What this task involves: Transcribe the material verbatim in full; the pictures do not belong in the copy.

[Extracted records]
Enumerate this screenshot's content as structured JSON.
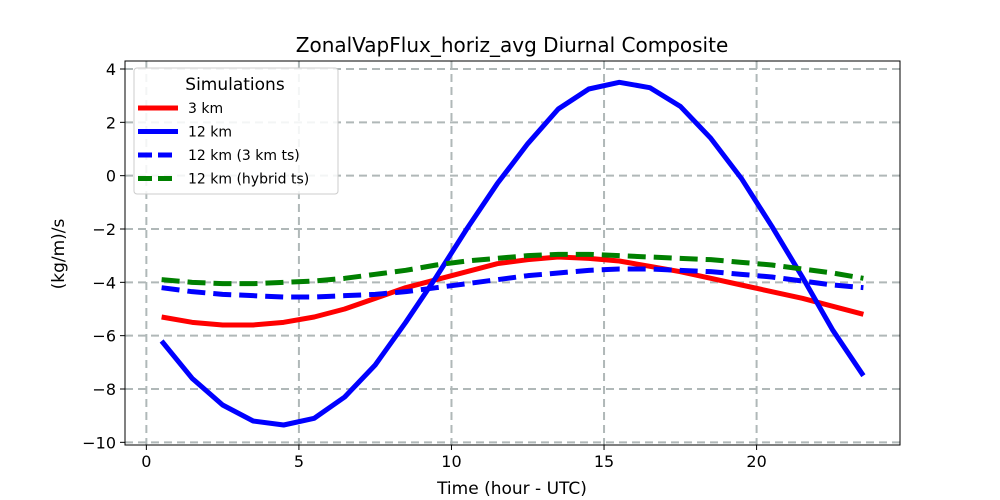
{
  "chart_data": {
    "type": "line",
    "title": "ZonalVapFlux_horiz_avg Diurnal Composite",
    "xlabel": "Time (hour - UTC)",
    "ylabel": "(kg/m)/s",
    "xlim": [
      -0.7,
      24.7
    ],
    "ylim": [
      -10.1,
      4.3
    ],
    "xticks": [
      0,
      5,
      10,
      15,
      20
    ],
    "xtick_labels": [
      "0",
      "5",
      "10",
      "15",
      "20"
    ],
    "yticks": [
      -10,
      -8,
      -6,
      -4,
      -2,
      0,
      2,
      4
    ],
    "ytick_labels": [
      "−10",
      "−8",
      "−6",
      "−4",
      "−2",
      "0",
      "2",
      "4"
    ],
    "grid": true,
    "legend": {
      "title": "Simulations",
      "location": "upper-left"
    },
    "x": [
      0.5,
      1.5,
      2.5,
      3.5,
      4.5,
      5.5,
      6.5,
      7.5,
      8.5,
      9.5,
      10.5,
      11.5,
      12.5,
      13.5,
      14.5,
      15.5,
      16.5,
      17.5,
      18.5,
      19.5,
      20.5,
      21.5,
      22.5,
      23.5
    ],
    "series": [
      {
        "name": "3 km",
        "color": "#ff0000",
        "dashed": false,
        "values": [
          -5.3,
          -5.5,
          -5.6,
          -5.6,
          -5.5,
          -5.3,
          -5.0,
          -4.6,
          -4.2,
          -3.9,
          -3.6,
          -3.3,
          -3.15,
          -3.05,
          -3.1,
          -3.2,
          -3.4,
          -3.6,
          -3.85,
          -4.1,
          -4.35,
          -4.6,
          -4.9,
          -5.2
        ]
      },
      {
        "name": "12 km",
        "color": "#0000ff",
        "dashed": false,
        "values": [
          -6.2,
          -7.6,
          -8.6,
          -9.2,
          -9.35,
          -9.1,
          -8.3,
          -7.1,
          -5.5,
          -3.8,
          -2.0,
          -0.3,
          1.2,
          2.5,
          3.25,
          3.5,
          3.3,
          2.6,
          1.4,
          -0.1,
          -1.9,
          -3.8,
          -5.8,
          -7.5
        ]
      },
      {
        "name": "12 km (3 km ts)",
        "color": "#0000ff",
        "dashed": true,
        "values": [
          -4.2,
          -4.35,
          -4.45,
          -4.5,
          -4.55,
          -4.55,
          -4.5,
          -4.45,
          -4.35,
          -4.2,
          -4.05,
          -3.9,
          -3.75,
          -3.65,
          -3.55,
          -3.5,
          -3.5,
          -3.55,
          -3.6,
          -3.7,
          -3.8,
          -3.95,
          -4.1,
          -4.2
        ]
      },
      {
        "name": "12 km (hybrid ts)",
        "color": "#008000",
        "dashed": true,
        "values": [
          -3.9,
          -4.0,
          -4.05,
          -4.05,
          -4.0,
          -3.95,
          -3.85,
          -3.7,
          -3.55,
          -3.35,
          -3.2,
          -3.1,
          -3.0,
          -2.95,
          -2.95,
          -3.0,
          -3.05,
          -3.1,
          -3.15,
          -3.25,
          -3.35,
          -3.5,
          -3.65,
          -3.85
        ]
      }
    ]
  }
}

Written reply:
Enumerate this screenshot's content as structured JSON.
{
  "chart_data": {
    "type": "line",
    "title": "ZonalVapFlux_horiz_avg Diurnal Composite",
    "xlabel": "Time (hour - UTC)",
    "ylabel": "(kg/m)/s",
    "xlim": [
      -0.7,
      24.7
    ],
    "ylim": [
      -10.1,
      4.3
    ],
    "xticks": [
      0,
      5,
      10,
      15,
      20
    ],
    "xtick_labels": [
      "0",
      "5",
      "10",
      "15",
      "20"
    ],
    "yticks": [
      -10,
      -8,
      -6,
      -4,
      -2,
      0,
      2,
      4
    ],
    "ytick_labels": [
      "−10",
      "−8",
      "−6",
      "−4",
      "−2",
      "0",
      "2",
      "4"
    ],
    "grid": true,
    "legend": {
      "title": "Simulations",
      "location": "upper-left"
    },
    "x": [
      0.5,
      1.5,
      2.5,
      3.5,
      4.5,
      5.5,
      6.5,
      7.5,
      8.5,
      9.5,
      10.5,
      11.5,
      12.5,
      13.5,
      14.5,
      15.5,
      16.5,
      17.5,
      18.5,
      19.5,
      20.5,
      21.5,
      22.5,
      23.5
    ],
    "series": [
      {
        "name": "3 km",
        "color": "#ff0000",
        "dashed": false,
        "values": [
          -5.3,
          -5.5,
          -5.6,
          -5.6,
          -5.5,
          -5.3,
          -5.0,
          -4.6,
          -4.2,
          -3.9,
          -3.6,
          -3.3,
          -3.15,
          -3.05,
          -3.1,
          -3.2,
          -3.4,
          -3.6,
          -3.85,
          -4.1,
          -4.35,
          -4.6,
          -4.9,
          -5.2
        ]
      },
      {
        "name": "12 km",
        "color": "#0000ff",
        "dashed": false,
        "values": [
          -6.2,
          -7.6,
          -8.6,
          -9.2,
          -9.35,
          -9.1,
          -8.3,
          -7.1,
          -5.5,
          -3.8,
          -2.0,
          -0.3,
          1.2,
          2.5,
          3.25,
          3.5,
          3.3,
          2.6,
          1.4,
          -0.1,
          -1.9,
          -3.8,
          -5.8,
          -7.5
        ]
      },
      {
        "name": "12 km (3 km ts)",
        "color": "#0000ff",
        "dashed": true,
        "values": [
          -4.2,
          -4.35,
          -4.45,
          -4.5,
          -4.55,
          -4.55,
          -4.5,
          -4.45,
          -4.35,
          -4.2,
          -4.05,
          -3.9,
          -3.75,
          -3.65,
          -3.55,
          -3.5,
          -3.5,
          -3.55,
          -3.6,
          -3.7,
          -3.8,
          -3.95,
          -4.1,
          -4.2
        ]
      },
      {
        "name": "12 km (hybrid ts)",
        "color": "#008000",
        "dashed": true,
        "values": [
          -3.9,
          -4.0,
          -4.05,
          -4.05,
          -4.0,
          -3.95,
          -3.85,
          -3.7,
          -3.55,
          -3.35,
          -3.2,
          -3.1,
          -3.0,
          -2.95,
          -2.95,
          -3.0,
          -3.05,
          -3.1,
          -3.15,
          -3.25,
          -3.35,
          -3.5,
          -3.65,
          -3.85
        ]
      }
    ]
  }
}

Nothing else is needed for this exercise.